> **Problem statement**: Identify all lines in the data containing the string "OANDA". Copy them out.

> **Dataset content**:

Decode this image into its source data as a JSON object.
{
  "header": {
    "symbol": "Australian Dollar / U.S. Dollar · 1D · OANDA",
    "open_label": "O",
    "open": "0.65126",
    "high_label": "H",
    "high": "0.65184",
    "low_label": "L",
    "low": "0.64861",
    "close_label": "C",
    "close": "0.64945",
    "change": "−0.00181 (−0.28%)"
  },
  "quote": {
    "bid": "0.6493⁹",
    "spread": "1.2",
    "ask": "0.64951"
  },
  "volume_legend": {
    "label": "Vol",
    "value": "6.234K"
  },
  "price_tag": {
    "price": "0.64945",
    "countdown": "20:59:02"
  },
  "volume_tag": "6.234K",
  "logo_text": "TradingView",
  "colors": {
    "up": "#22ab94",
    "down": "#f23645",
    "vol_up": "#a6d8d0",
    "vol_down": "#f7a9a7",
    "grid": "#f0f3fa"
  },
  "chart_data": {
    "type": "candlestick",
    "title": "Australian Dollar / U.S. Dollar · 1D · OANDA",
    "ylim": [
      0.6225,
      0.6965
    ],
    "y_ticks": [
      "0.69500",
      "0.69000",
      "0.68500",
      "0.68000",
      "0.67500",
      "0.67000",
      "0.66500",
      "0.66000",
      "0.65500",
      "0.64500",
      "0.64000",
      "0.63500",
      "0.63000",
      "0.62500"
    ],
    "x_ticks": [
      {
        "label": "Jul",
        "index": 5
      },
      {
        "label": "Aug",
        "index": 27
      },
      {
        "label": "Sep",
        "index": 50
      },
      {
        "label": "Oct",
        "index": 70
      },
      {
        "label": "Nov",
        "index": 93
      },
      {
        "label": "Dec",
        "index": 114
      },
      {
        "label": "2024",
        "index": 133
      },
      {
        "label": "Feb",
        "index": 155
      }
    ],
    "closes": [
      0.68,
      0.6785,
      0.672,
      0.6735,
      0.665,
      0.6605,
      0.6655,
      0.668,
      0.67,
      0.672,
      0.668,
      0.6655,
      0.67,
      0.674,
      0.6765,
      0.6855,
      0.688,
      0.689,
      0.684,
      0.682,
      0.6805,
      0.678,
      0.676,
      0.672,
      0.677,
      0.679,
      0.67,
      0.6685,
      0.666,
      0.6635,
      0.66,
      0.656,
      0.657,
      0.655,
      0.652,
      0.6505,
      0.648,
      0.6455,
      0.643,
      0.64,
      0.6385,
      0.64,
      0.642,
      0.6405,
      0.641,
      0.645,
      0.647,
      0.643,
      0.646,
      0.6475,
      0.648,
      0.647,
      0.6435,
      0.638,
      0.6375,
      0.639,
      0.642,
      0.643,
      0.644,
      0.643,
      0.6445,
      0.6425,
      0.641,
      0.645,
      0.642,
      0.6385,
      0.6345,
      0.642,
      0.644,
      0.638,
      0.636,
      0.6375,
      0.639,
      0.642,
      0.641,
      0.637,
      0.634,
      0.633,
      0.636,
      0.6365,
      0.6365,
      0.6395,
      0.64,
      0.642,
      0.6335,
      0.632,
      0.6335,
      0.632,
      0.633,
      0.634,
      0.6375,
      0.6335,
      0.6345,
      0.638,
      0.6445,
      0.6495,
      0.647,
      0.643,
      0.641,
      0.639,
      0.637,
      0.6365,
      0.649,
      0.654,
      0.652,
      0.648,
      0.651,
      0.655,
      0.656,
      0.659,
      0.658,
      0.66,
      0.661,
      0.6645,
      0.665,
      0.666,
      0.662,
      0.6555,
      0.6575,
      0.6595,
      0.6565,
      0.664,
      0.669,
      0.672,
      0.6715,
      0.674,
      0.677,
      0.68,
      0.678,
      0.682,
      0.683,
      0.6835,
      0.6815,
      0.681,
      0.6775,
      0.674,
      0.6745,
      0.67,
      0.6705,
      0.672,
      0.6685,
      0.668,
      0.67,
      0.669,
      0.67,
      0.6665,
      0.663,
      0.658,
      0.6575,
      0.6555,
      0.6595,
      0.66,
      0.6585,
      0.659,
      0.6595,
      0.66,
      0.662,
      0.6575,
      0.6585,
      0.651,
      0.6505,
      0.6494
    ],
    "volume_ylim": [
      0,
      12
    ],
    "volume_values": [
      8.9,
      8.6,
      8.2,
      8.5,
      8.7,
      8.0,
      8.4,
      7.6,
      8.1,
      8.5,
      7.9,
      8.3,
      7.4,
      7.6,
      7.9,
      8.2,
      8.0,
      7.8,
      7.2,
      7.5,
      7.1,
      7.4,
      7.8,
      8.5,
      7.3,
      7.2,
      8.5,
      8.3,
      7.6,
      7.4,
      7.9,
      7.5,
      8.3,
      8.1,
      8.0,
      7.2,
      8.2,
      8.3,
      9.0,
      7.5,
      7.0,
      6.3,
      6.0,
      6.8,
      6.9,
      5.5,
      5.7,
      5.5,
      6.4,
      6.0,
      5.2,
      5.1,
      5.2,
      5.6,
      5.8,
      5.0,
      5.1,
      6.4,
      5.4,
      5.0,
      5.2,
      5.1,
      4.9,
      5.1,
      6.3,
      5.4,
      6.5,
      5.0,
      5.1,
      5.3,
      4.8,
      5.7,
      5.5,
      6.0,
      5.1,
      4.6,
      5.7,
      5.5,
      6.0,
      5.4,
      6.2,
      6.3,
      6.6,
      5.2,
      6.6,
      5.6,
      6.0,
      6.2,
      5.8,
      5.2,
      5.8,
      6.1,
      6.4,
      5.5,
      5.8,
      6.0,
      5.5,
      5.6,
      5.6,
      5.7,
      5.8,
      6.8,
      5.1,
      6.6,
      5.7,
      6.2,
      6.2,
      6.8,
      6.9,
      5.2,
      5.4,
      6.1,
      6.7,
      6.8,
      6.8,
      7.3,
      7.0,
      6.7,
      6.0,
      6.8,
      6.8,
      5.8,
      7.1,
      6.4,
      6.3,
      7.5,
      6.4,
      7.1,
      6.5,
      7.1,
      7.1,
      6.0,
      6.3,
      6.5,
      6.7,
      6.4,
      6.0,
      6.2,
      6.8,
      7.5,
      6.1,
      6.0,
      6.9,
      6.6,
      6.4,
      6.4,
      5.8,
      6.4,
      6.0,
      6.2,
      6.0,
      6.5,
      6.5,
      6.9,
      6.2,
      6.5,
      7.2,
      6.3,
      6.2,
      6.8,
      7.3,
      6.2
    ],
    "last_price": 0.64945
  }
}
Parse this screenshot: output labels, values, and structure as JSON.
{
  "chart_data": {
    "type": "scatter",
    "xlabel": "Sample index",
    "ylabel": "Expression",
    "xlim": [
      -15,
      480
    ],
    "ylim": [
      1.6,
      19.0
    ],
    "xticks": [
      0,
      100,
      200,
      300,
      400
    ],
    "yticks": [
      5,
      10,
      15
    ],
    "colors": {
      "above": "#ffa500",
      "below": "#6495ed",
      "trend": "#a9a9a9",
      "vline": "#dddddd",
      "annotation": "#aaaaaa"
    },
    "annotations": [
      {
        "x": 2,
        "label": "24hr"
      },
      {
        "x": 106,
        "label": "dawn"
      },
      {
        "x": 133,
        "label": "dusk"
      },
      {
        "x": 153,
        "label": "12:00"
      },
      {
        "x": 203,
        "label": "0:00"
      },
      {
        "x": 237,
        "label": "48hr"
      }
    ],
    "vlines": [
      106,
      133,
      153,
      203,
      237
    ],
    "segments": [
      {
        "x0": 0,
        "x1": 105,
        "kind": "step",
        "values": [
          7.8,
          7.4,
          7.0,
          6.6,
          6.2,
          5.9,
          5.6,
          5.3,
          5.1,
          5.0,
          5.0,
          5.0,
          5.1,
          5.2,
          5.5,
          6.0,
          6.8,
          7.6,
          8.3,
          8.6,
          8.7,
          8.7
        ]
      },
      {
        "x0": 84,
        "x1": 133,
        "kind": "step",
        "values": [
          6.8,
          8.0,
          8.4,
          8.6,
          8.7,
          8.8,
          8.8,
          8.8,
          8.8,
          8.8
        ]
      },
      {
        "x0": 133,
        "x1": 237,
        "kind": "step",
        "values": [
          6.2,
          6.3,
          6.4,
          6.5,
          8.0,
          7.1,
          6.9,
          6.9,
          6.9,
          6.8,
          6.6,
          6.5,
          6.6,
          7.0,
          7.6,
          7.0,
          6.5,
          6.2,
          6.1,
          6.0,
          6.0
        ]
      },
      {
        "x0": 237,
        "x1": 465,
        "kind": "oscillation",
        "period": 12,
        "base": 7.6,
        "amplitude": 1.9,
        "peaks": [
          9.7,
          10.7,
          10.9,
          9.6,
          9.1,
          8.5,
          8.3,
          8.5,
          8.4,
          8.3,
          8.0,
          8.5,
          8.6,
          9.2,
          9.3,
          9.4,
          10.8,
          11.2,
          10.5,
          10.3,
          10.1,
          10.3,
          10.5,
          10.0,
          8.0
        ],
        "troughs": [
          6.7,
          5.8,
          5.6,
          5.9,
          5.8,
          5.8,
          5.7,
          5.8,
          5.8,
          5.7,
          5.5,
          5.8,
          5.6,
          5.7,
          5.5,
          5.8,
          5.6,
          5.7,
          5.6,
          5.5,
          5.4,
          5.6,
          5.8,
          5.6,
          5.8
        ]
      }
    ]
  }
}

> **Output of the task**:
    "symbol": "Australian Dollar / U.S. Dollar · 1D · OANDA",
    "title": "Australian Dollar / U.S. Dollar · 1D · OANDA",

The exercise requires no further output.